LISTING:
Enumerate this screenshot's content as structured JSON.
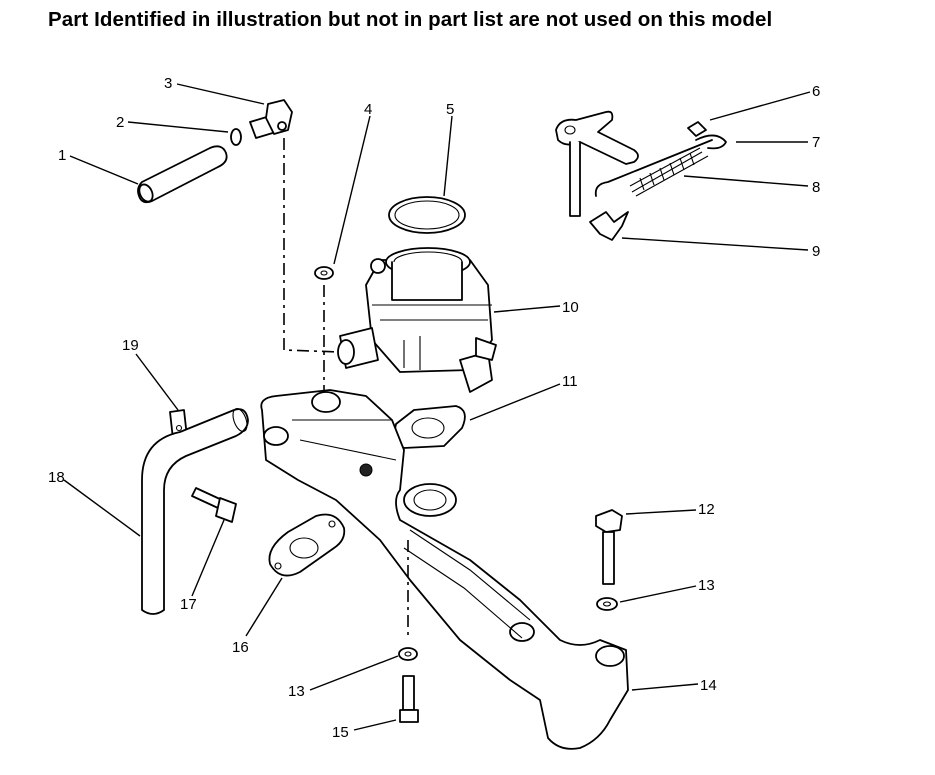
{
  "header": {
    "title": "Part Identified in illustration but not in part list are not used on this model"
  },
  "callouts": [
    {
      "id": "1",
      "label": "1"
    },
    {
      "id": "2",
      "label": "2"
    },
    {
      "id": "3",
      "label": "3"
    },
    {
      "id": "4",
      "label": "4"
    },
    {
      "id": "5",
      "label": "5"
    },
    {
      "id": "6",
      "label": "6"
    },
    {
      "id": "7",
      "label": "7"
    },
    {
      "id": "8",
      "label": "8"
    },
    {
      "id": "9",
      "label": "9"
    },
    {
      "id": "10",
      "label": "10"
    },
    {
      "id": "11",
      "label": "11"
    },
    {
      "id": "12",
      "label": "12"
    },
    {
      "id": "13a",
      "label": "13"
    },
    {
      "id": "13b",
      "label": "13"
    },
    {
      "id": "14",
      "label": "14"
    },
    {
      "id": "15",
      "label": "15"
    },
    {
      "id": "16",
      "label": "16"
    },
    {
      "id": "17",
      "label": "17"
    },
    {
      "id": "18",
      "label": "18"
    },
    {
      "id": "19",
      "label": "19"
    }
  ]
}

GIVEN INSTRUCTION: Do not copy the pictures, but repeat every line exactly.

WRITTEN ANSWER:
Enumerate this screenshot's content as structured JSON.
{
  "header": {
    "title": "Part Identified in illustration but not in part list are not used on this model"
  },
  "callouts": [
    {
      "id": "1",
      "label": "1"
    },
    {
      "id": "2",
      "label": "2"
    },
    {
      "id": "3",
      "label": "3"
    },
    {
      "id": "4",
      "label": "4"
    },
    {
      "id": "5",
      "label": "5"
    },
    {
      "id": "6",
      "label": "6"
    },
    {
      "id": "7",
      "label": "7"
    },
    {
      "id": "8",
      "label": "8"
    },
    {
      "id": "9",
      "label": "9"
    },
    {
      "id": "10",
      "label": "10"
    },
    {
      "id": "11",
      "label": "11"
    },
    {
      "id": "12",
      "label": "12"
    },
    {
      "id": "13a",
      "label": "13"
    },
    {
      "id": "13b",
      "label": "13"
    },
    {
      "id": "14",
      "label": "14"
    },
    {
      "id": "15",
      "label": "15"
    },
    {
      "id": "16",
      "label": "16"
    },
    {
      "id": "17",
      "label": "17"
    },
    {
      "id": "18",
      "label": "18"
    },
    {
      "id": "19",
      "label": "19"
    }
  ]
}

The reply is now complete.